Restate each line of the listing exactly, without carrying over any pictures.

Start Input data

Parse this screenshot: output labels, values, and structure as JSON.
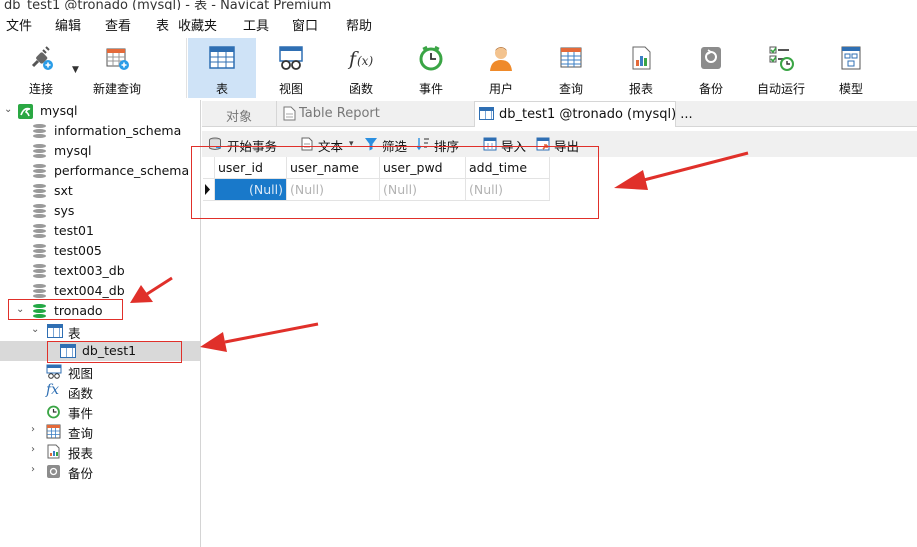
{
  "window": {
    "title": "db_test1 @tronado (mysql) - 表 - Navicat Premium"
  },
  "menu": [
    "文件",
    "编辑",
    "查看",
    "表",
    "收藏夹",
    "工具",
    "窗口",
    "帮助"
  ],
  "toolbar": {
    "connect": "连接",
    "new_query": "新建查询",
    "table": "表",
    "view": "视图",
    "function": "函数",
    "event": "事件",
    "user": "用户",
    "query": "查询",
    "report": "报表",
    "backup": "备份",
    "automation": "自动运行",
    "model": "模型"
  },
  "tree": {
    "connection": "mysql",
    "databases": [
      "information_schema",
      "mysql",
      "performance_schema",
      "sxt",
      "sys",
      "test01",
      "test005",
      "text003_db",
      "text004_db"
    ],
    "open_db": "tronado",
    "tables_group": "表",
    "table_item": "db_test1",
    "views": "视图",
    "functions": "函数",
    "events": "事件",
    "queries": "查询",
    "reports": "报表",
    "backups": "备份"
  },
  "tabs": {
    "objects": "对象",
    "report": "Table Report",
    "active": "db_test1 @tronado (mysql) ..."
  },
  "subtoolbar": {
    "begin_tx": "开始事务",
    "text": "文本",
    "filter": "筛选",
    "sort": "排序",
    "import": "导入",
    "export": "导出"
  },
  "grid": {
    "columns": [
      "user_id",
      "user_name",
      "user_pwd",
      "add_time"
    ],
    "row": [
      "(Null)",
      "(Null)",
      "(Null)",
      "(Null)"
    ]
  },
  "colors": {
    "accent": "#1979ca",
    "annotation_red": "#e0302a",
    "db_green": "#23a844"
  }
}
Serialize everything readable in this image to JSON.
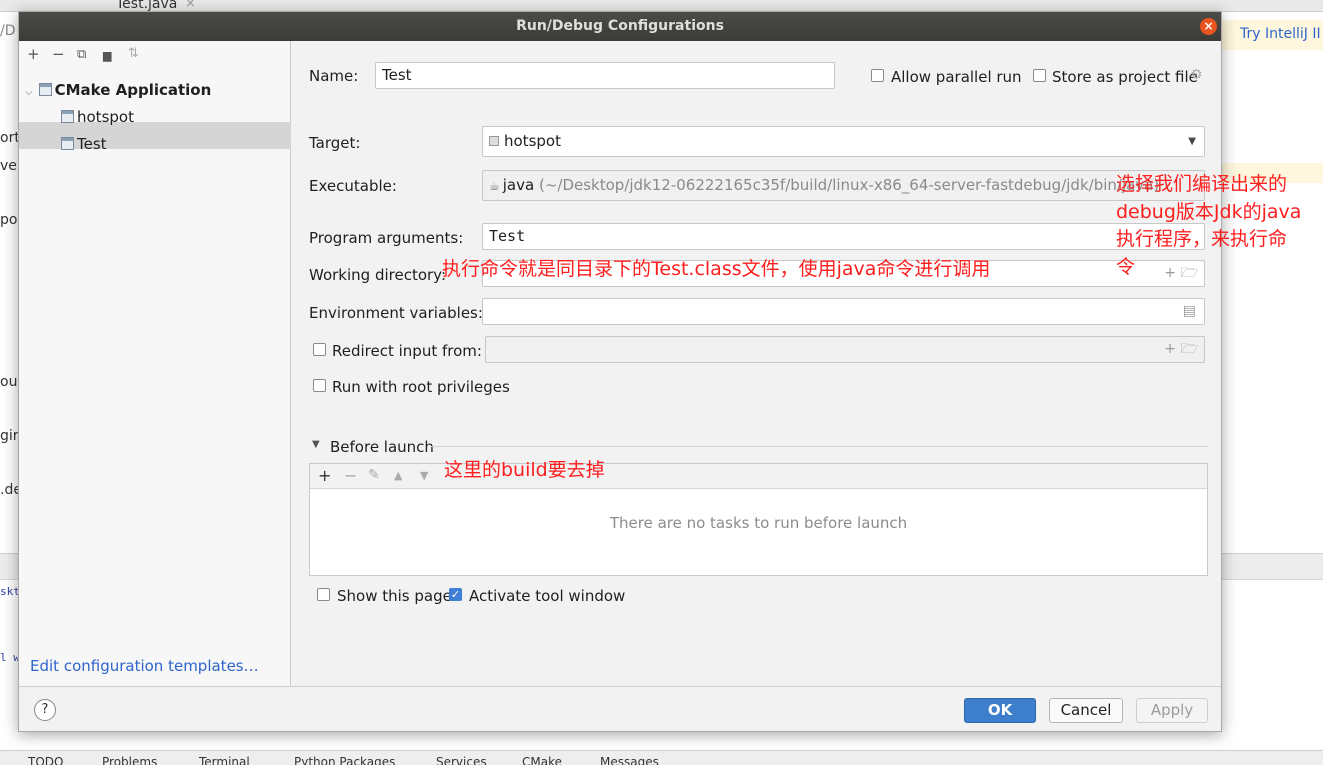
{
  "background": {
    "tab_title": "Test.java",
    "tab_close": "×",
    "path_fragment": "/D",
    "try_intellij": "Try IntelliJ II",
    "side_fragments": [
      "ort",
      "ver",
      "po",
      "oug",
      "gir",
      ".de",
      "skt",
      "l w"
    ]
  },
  "dialog": {
    "title": "Run/Debug Configurations",
    "close_glyph": "×"
  },
  "toolbar": {
    "add": "+",
    "remove": "−",
    "copy": "⧉",
    "folder": "▆",
    "sort": "⇅"
  },
  "tree": {
    "group_label": "CMake Application",
    "items": [
      {
        "label": "hotspot"
      },
      {
        "label": "Test"
      }
    ]
  },
  "edit_templates_link": "Edit configuration templates…",
  "help_glyph": "?",
  "form": {
    "name_label": "Name:",
    "name_value": "Test",
    "allow_parallel_label": "Allow parallel run",
    "store_project_label": "Store as project file",
    "target_label": "Target:",
    "target_value": "hotspot",
    "executable_label": "Executable:",
    "executable_name": "java",
    "executable_path": "(~/Desktop/jdk12-06222165c35f/build/linux-x86_64-server-fastdebug/jdk/bin/java)",
    "program_args_label": "Program arguments:",
    "program_args_value": "Test",
    "working_dir_label": "Working directory:",
    "env_vars_label": "Environment variables:",
    "redirect_label": "Redirect input from:",
    "root_priv_label": "Run with root privileges"
  },
  "before_launch": {
    "header": "Before launch",
    "empty_text": "There are no tasks to run before launch"
  },
  "options": {
    "show_page_label": "Show this page",
    "show_page_checked": false,
    "activate_tool_label": "Activate tool window",
    "activate_tool_checked": true
  },
  "buttons": {
    "ok": "OK",
    "cancel": "Cancel",
    "apply": "Apply"
  },
  "annotations": {
    "executable_note": [
      "选择我们编译出来的",
      "debug版本Jdk的java",
      "执行程序，来执行命",
      "令"
    ],
    "args_note": "执行命令就是同目录下的Test.class文件，使用java命令进行调用",
    "build_note": "这里的build要去掉"
  },
  "bottom_tabs": [
    "TODO",
    "Problems",
    "Terminal",
    "Python Packages",
    "Services",
    "CMake",
    "Messages"
  ],
  "colors": {
    "accent": "#3d7fcc",
    "annotation": "#ff1e1e",
    "link": "#2f65ca",
    "close": "#e95420"
  }
}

End Input data

## [Correct result]
Parse this screenshot: output labels, values, and structure as JSON.
{
  "window": {
    "title": "db_test1 @tronado (mysql) - 表 - Navicat Premium"
  },
  "menu": [
    "文件",
    "编辑",
    "查看",
    "表",
    "收藏夹",
    "工具",
    "窗口",
    "帮助"
  ],
  "toolbar": {
    "connect": "连接",
    "new_query": "新建查询",
    "table": "表",
    "view": "视图",
    "function": "函数",
    "event": "事件",
    "user": "用户",
    "query": "查询",
    "report": "报表",
    "backup": "备份",
    "automation": "自动运行",
    "model": "模型"
  },
  "tree": {
    "connection": "mysql",
    "databases": [
      "information_schema",
      "mysql",
      "performance_schema",
      "sxt",
      "sys",
      "test01",
      "test005",
      "text003_db",
      "text004_db"
    ],
    "open_db": "tronado",
    "tables_group": "表",
    "table_item": "db_test1",
    "views": "视图",
    "functions": "函数",
    "events": "事件",
    "queries": "查询",
    "reports": "报表",
    "backups": "备份"
  },
  "tabs": {
    "objects": "对象",
    "report": "Table Report",
    "active": "db_test1 @tronado (mysql) ..."
  },
  "subtoolbar": {
    "begin_tx": "开始事务",
    "text": "文本",
    "filter": "筛选",
    "sort": "排序",
    "import": "导入",
    "export": "导出"
  },
  "grid": {
    "columns": [
      "user_id",
      "user_name",
      "user_pwd",
      "add_time"
    ],
    "row": [
      "(Null)",
      "(Null)",
      "(Null)",
      "(Null)"
    ]
  },
  "colors": {
    "accent": "#1979ca",
    "annotation_red": "#e0302a",
    "db_green": "#23a844"
  }
}
Serialize everything readable in this image to JSON.
{
  "background": {
    "tab_title": "Test.java",
    "tab_close": "×",
    "path_fragment": "/D",
    "try_intellij": "Try IntelliJ II",
    "side_fragments": [
      "ort",
      "ver",
      "po",
      "oug",
      "gir",
      ".de",
      "skt",
      "l w"
    ]
  },
  "dialog": {
    "title": "Run/Debug Configurations",
    "close_glyph": "×"
  },
  "toolbar": {
    "add": "+",
    "remove": "−",
    "copy": "⧉",
    "folder": "▆",
    "sort": "⇅"
  },
  "tree": {
    "group_label": "CMake Application",
    "items": [
      {
        "label": "hotspot"
      },
      {
        "label": "Test"
      }
    ]
  },
  "edit_templates_link": "Edit configuration templates…",
  "help_glyph": "?",
  "form": {
    "name_label": "Name:",
    "name_value": "Test",
    "allow_parallel_label": "Allow parallel run",
    "store_project_label": "Store as project file",
    "target_label": "Target:",
    "target_value": "hotspot",
    "executable_label": "Executable:",
    "executable_name": "java",
    "executable_path": "(~/Desktop/jdk12-06222165c35f/build/linux-x86_64-server-fastdebug/jdk/bin/java)",
    "program_args_label": "Program arguments:",
    "program_args_value": "Test",
    "working_dir_label": "Working directory:",
    "env_vars_label": "Environment variables:",
    "redirect_label": "Redirect input from:",
    "root_priv_label": "Run with root privileges"
  },
  "before_launch": {
    "header": "Before launch",
    "empty_text": "There are no tasks to run before launch"
  },
  "options": {
    "show_page_label": "Show this page",
    "show_page_checked": false,
    "activate_tool_label": "Activate tool window",
    "activate_tool_checked": true
  },
  "buttons": {
    "ok": "OK",
    "cancel": "Cancel",
    "apply": "Apply"
  },
  "annotations": {
    "executable_note": [
      "选择我们编译出来的",
      "debug版本Jdk的java",
      "执行程序，来执行命",
      "令"
    ],
    "args_note": "执行命令就是同目录下的Test.class文件，使用java命令进行调用",
    "build_note": "这里的build要去掉"
  },
  "bottom_tabs": [
    "TODO",
    "Problems",
    "Terminal",
    "Python Packages",
    "Services",
    "CMake",
    "Messages"
  ],
  "colors": {
    "accent": "#3d7fcc",
    "annotation": "#ff1e1e",
    "link": "#2f65ca",
    "close": "#e95420"
  }
}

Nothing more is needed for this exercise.